• TASK: Tally how many lines include "image". The number is the whole answer.
......
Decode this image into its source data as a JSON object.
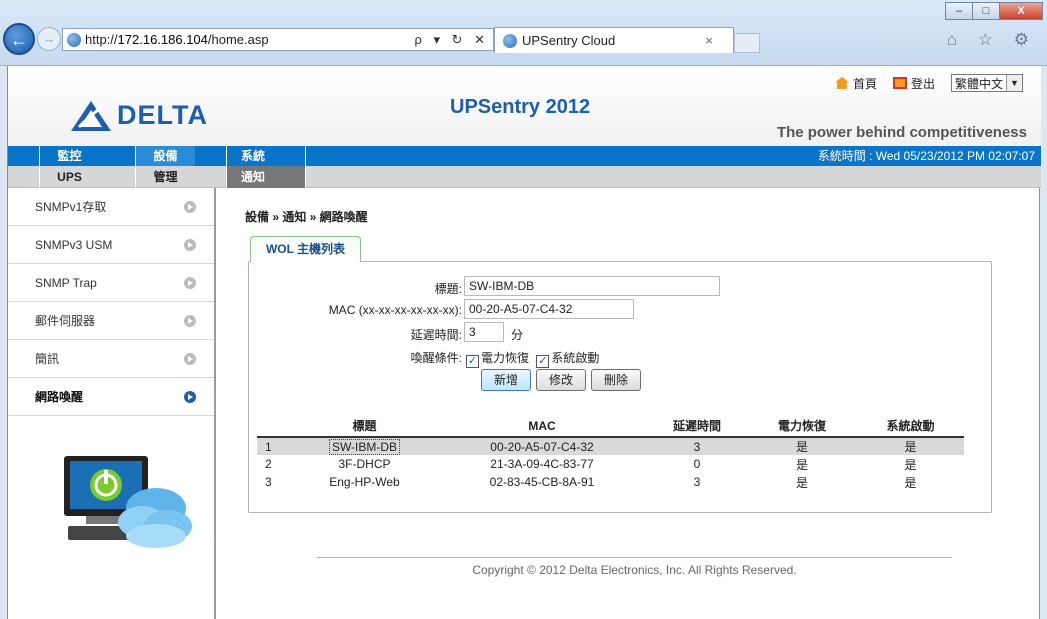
{
  "browser": {
    "url_prefix": "http://",
    "url_host": "172.16.186.104",
    "url_path": "/home.asp",
    "address_tools": "ρ ▾ ↻ ✕",
    "tab_title": "UPSentry Cloud",
    "tab_close": "×",
    "right_icons": "⌂ ☆ ⚙",
    "win_min": "–",
    "win_max": "□",
    "win_close": "X"
  },
  "header": {
    "logo_text": "DELTA",
    "app_title": "UPSentry 2012",
    "slogan": "The power behind competitiveness",
    "home_link": "首頁",
    "logout_link": "登出",
    "language": "繁體中文",
    "language_arrow": "▼"
  },
  "menu": {
    "items": [
      "監控",
      "設備",
      "系統"
    ],
    "active": "設備",
    "system_time": "系統時間 : Wed 05/23/2012 PM 02:07:07"
  },
  "submenu": {
    "items": [
      "UPS",
      "管理",
      "通知"
    ],
    "active": "通知"
  },
  "sidebar": {
    "items": [
      "SNMPv1存取",
      "SNMPv3 USM",
      "SNMP Trap",
      "郵件伺服器",
      "簡訊",
      "網路喚醒"
    ],
    "active": "網路喚醒"
  },
  "breadcrumb": "設備 » 通知 » 網路喚醒",
  "tab": {
    "label": "WOL 主機列表"
  },
  "form": {
    "title_label": "標題:",
    "title_value": "SW-IBM-DB",
    "mac_label": "MAC (xx-xx-xx-xx-xx-xx):",
    "mac_value": "00-20-A5-07-C4-32",
    "delay_label": "延遲時間:",
    "delay_value": "3",
    "delay_unit": "分",
    "wake_label": "喚醒條件:",
    "wake_power": "電力恢復",
    "wake_boot": "系統啟動",
    "wake_power_checked": true,
    "wake_boot_checked": true,
    "add_button": "新增",
    "edit_button": "修改",
    "delete_button": "刪除"
  },
  "table": {
    "headers": [
      "",
      "標題",
      "MAC",
      "延遲時間",
      "電力恢復",
      "系統啟動"
    ],
    "rows": [
      [
        "1",
        "SW-IBM-DB",
        "00-20-A5-07-C4-32",
        "3",
        "是",
        "是"
      ],
      [
        "2",
        "3F-DHCP",
        "21-3A-09-4C-83-77",
        "0",
        "是",
        "是"
      ],
      [
        "3",
        "Eng-HP-Web",
        "02-83-45-CB-8A-91",
        "3",
        "是",
        "是"
      ]
    ],
    "selected_row": 0
  },
  "footer": {
    "copyright": "Copyright © 2012 Delta Electronics, Inc. All Rights Reserved."
  },
  "colors": {
    "brand_blue": "#1b5fad",
    "menu_blue": "#0a74c9",
    "tab_green": "#8cc08c"
  }
}
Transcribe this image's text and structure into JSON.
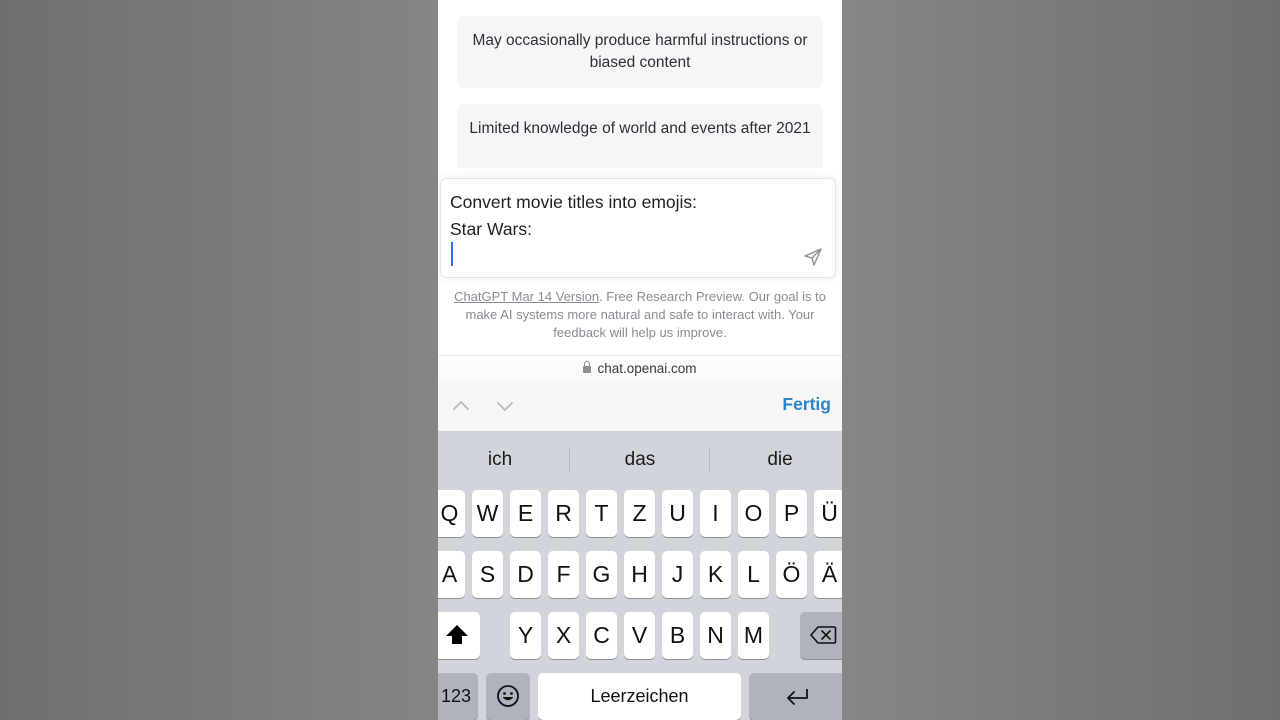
{
  "limitations": {
    "card_top": "",
    "card_1": "May occasionally produce harmful instructions or biased content",
    "card_2": "Limited knowledge of world and events after 2021"
  },
  "composer": {
    "line_1": "Convert movie titles into emojis:",
    "line_2": "Star Wars:",
    "send_icon": "paper-plane-icon"
  },
  "disclaimer": {
    "link_text": "ChatGPT Mar 14 Version",
    "text": ". Free Research Preview. Our goal is to make AI systems more natural and safe to interact with. Your feedback will help us improve."
  },
  "browser": {
    "url": "chat.openai.com",
    "lock_icon": "lock-icon"
  },
  "form_toolbar": {
    "done_label": "Fertig",
    "prev_icon": "chevron-up-icon",
    "next_icon": "chevron-down-icon"
  },
  "keyboard": {
    "suggestions": [
      "ich",
      "das",
      "die"
    ],
    "row1": [
      "Q",
      "W",
      "E",
      "R",
      "T",
      "Z",
      "U",
      "I",
      "O",
      "P",
      "Ü"
    ],
    "row2": [
      "A",
      "S",
      "D",
      "F",
      "G",
      "H",
      "J",
      "K",
      "L",
      "Ö",
      "Ä"
    ],
    "row3": [
      "Y",
      "X",
      "C",
      "V",
      "B",
      "N",
      "M"
    ],
    "numbers_label": "123",
    "space_label": "Leerzeichen",
    "shift_icon": "shift-icon",
    "backspace_icon": "backspace-icon",
    "emoji_icon": "emoji-icon",
    "return_icon": "return-icon"
  },
  "colors": {
    "accent": "#2b86c9",
    "keyboard_bg": "#d1d4da"
  }
}
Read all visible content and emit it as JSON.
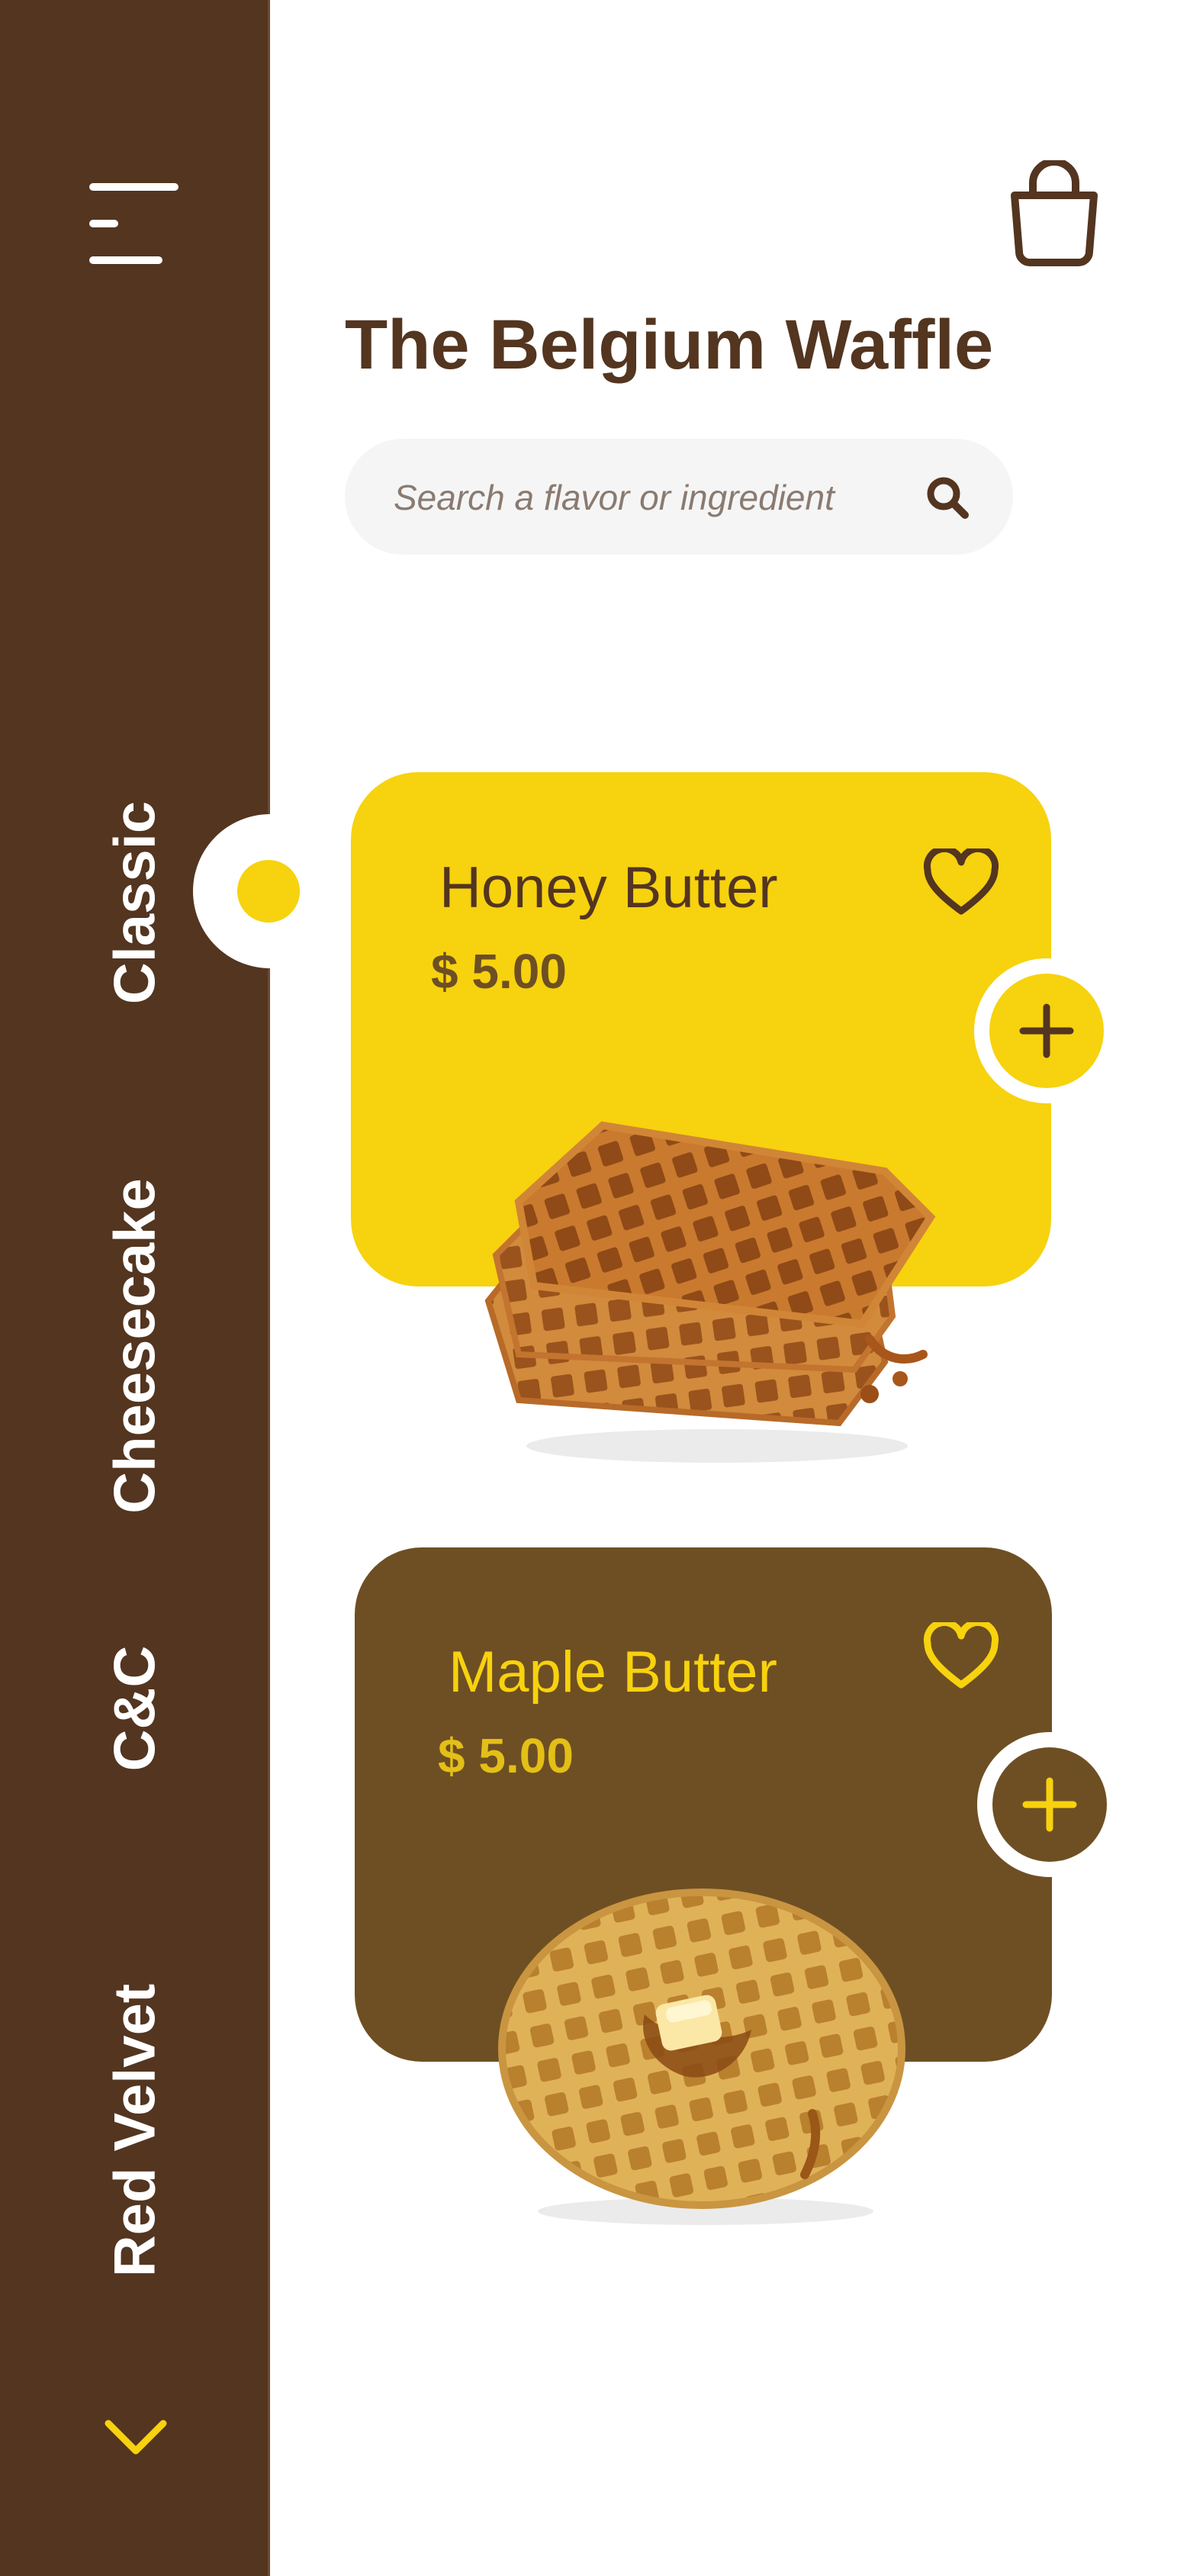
{
  "app": {
    "title": "The Belgium Waffle"
  },
  "search": {
    "placeholder": "Search a flavor or ingredient"
  },
  "sidebar": {
    "categories": [
      {
        "label": "Classic",
        "selected": true
      },
      {
        "label": "Cheesecake",
        "selected": false
      },
      {
        "label": "C&C",
        "selected": false
      },
      {
        "label": "Red Velvet",
        "selected": false
      }
    ]
  },
  "products": [
    {
      "name": "Honey Butter",
      "price": "$ 5.00",
      "card_color": "#f7d20e"
    },
    {
      "name": "Maple Butter",
      "price": "$ 5.00",
      "card_color": "#6e4f23"
    }
  ],
  "colors": {
    "sidebar": "#533520",
    "accent_yellow": "#f7d20e",
    "card_brown": "#6e4f23",
    "text_brown": "#533520"
  },
  "icons": {
    "menu": "hamburger-menu-icon",
    "cart": "shopping-bag-icon",
    "search": "search-icon",
    "favorite": "heart-icon",
    "add": "plus-icon",
    "more": "chevron-down-icon"
  }
}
......
• THE COMPLETED TASK: 2